* BEGIN *
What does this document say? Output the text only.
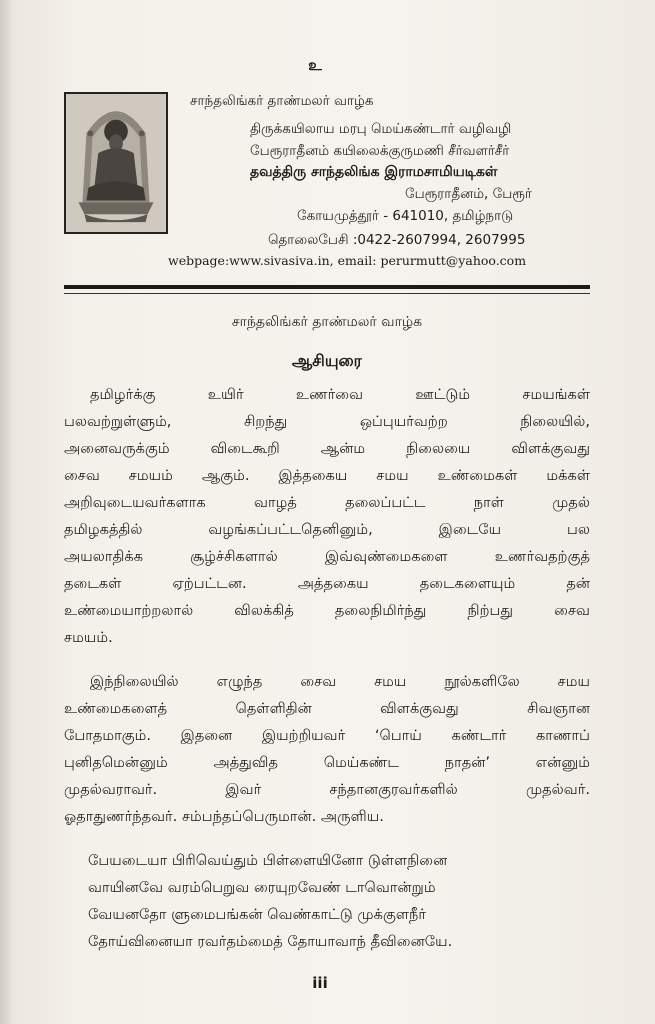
உ
சாந்தலிங்கர் தாண்மலர் வாழ்க
திருக்கயிலாய மரபு மெய்கண்டார் வழிவழி
பேரூராதீனம் கயிலைக்குருமணி சீர்வளர்சீர்
தவத்திரு சாந்தலிங்க இராமசாமியடிகள்
பேரூராதீனம், பேரூர்
கோயமுத்தூர் - 641010, தமிழ்நாடு
தொலைபேசி :0422-2607994, 2607995
webpage:www.sivasiva.in, email: perurmutt@yahoo.com
சாந்தலிங்கர் தாண்மலர் வாழ்க
ஆசியுரை
தமிழர்க்கு உயிர் உணர்வை ஊட்டும் சமயங்கள்
பலவற்றுள்ளும், சிறந்து ஒப்புயர்வற்ற நிலையில்,
அனைவருக்கும் விடைகூறி ஆன்ம நிலையை விளக்குவது
சைவ சமயம் ஆகும். இத்தகைய சமய உண்மைகள் மக்கள்
அறிவுடையவர்களாக வாழத் தலைப்பட்ட நாள் முதல்
தமிழகத்தில் வழங்கப்பட்டதெனினும், இடையே பல
அயலாதிக்க சூழ்ச்சிகளால் இவ்வுண்மைகளை உணர்வதற்குத்
தடைகள் ஏற்பட்டன. அத்தகைய தடைகளையும் தன்
உண்மையாற்றலால் விலக்கித் தலைநிமிர்ந்து நிற்பது சைவ
சமயம்.
இந்நிலையில் எழுந்த சைவ சமய நூல்களிலே சமய
உண்மைகளைத் தெள்ளிதின் விளக்குவது சிவஞான
போதமாகும். இதனை இயற்றியவர் ‘பொய் கண்டார் காணாப்
புனிதமென்னும் அத்துவித மெய்கண்ட நாதன்’ என்னும்
முதல்வராவர். இவர் சந்தானகுரவர்களில் முதல்வர்.
ஓதாதுணர்ந்தவர். சம்பந்தப்பெருமான். அருளிய.
பேயடையா பிரிவெய்தும் பிள்ளையினோ டுள்ளநினை
வாயினவே வரம்பெறுவ ரையுறவேண் டாவொன்றும்
வேயனதோ ளுமைபங்கன் வெண்காட்டு முக்குளநீர்
தோய்வினையா ரவர்தம்மைத் தோயாவாந் தீவினையே.
iii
* END *
DO THIS = Give the number of lines in the records above that contain the word "சமயம". Reply with that number alone.

RESULT OF THE TASK = 2